[Listings of boxed layout items]
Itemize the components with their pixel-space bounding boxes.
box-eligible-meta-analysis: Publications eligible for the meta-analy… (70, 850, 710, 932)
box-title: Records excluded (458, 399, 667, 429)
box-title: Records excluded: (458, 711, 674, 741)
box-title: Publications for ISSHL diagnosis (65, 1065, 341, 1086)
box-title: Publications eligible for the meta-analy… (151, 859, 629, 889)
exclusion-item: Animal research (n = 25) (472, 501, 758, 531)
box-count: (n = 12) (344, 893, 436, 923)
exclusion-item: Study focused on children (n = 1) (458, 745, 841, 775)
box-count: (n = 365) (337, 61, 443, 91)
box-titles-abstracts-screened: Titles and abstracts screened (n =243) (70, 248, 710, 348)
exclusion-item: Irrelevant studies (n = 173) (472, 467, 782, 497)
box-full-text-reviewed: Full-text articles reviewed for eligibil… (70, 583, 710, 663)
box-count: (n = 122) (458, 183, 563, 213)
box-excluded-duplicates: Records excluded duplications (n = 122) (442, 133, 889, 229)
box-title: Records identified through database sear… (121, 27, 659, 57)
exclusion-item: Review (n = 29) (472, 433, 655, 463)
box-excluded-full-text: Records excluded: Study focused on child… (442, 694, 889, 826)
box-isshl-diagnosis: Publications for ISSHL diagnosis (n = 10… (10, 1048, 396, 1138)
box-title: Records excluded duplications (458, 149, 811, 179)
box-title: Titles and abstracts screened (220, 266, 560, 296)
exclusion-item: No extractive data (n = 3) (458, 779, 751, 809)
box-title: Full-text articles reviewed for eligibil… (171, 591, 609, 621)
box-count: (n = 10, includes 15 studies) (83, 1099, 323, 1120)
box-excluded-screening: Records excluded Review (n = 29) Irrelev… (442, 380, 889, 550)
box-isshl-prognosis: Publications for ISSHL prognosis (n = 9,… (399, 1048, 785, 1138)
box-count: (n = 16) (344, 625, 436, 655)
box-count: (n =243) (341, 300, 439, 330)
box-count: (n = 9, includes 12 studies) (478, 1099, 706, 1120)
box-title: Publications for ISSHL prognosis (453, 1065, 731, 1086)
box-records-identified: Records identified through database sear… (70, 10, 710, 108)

* * *

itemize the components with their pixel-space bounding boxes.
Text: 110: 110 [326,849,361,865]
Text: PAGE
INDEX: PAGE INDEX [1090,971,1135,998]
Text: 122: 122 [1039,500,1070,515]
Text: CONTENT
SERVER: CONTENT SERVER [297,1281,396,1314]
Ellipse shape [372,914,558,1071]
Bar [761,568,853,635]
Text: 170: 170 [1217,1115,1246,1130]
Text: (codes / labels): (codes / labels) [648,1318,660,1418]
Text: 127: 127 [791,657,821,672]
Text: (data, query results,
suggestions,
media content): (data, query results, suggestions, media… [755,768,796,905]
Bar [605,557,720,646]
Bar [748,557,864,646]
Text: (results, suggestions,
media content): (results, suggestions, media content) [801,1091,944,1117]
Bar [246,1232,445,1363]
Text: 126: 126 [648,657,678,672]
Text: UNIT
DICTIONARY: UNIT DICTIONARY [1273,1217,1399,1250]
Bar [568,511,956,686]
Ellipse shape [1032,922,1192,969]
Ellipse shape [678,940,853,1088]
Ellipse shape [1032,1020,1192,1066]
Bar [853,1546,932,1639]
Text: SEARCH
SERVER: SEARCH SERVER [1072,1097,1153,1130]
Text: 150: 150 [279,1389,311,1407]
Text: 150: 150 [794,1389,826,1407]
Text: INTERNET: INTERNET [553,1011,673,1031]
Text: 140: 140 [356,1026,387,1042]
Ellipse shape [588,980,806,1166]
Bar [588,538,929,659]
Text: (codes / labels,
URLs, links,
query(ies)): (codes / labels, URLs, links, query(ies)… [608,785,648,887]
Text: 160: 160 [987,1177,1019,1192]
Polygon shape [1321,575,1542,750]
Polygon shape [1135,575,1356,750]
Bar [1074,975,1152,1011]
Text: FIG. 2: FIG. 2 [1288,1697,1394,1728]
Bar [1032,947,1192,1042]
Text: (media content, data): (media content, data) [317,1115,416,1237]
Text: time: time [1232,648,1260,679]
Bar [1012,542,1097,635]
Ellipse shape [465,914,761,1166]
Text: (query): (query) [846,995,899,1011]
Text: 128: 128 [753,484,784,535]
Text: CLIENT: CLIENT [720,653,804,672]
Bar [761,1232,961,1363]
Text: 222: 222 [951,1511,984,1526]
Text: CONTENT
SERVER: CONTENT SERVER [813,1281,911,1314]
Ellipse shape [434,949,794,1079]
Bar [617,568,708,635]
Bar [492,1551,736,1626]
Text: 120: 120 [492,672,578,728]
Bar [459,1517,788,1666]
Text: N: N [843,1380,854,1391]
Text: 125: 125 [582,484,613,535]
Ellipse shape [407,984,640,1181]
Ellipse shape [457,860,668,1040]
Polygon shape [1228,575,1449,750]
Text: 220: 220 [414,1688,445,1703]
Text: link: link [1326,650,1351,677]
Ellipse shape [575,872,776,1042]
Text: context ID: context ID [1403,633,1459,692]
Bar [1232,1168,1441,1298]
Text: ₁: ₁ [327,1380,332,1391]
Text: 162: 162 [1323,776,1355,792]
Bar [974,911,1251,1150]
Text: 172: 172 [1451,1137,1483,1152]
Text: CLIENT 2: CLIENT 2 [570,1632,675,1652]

**EXERCISE DIRECTIONS**
Show every line in the listings above that contains the string "exclusion".

**SOLUTION TO THIS TASK**
exclusion-item: Animal research (n = 25) (472, 501, 758, 531)
exclusion-item: Study focused on children (n = 1) (458, 745, 841, 775)
exclusion-item: Irrelevant studies (n = 173) (472, 467, 782, 497)
exclusion-item: Review (n = 29) (472, 433, 655, 463)
exclusion-item: No extractive data (n = 3) (458, 779, 751, 809)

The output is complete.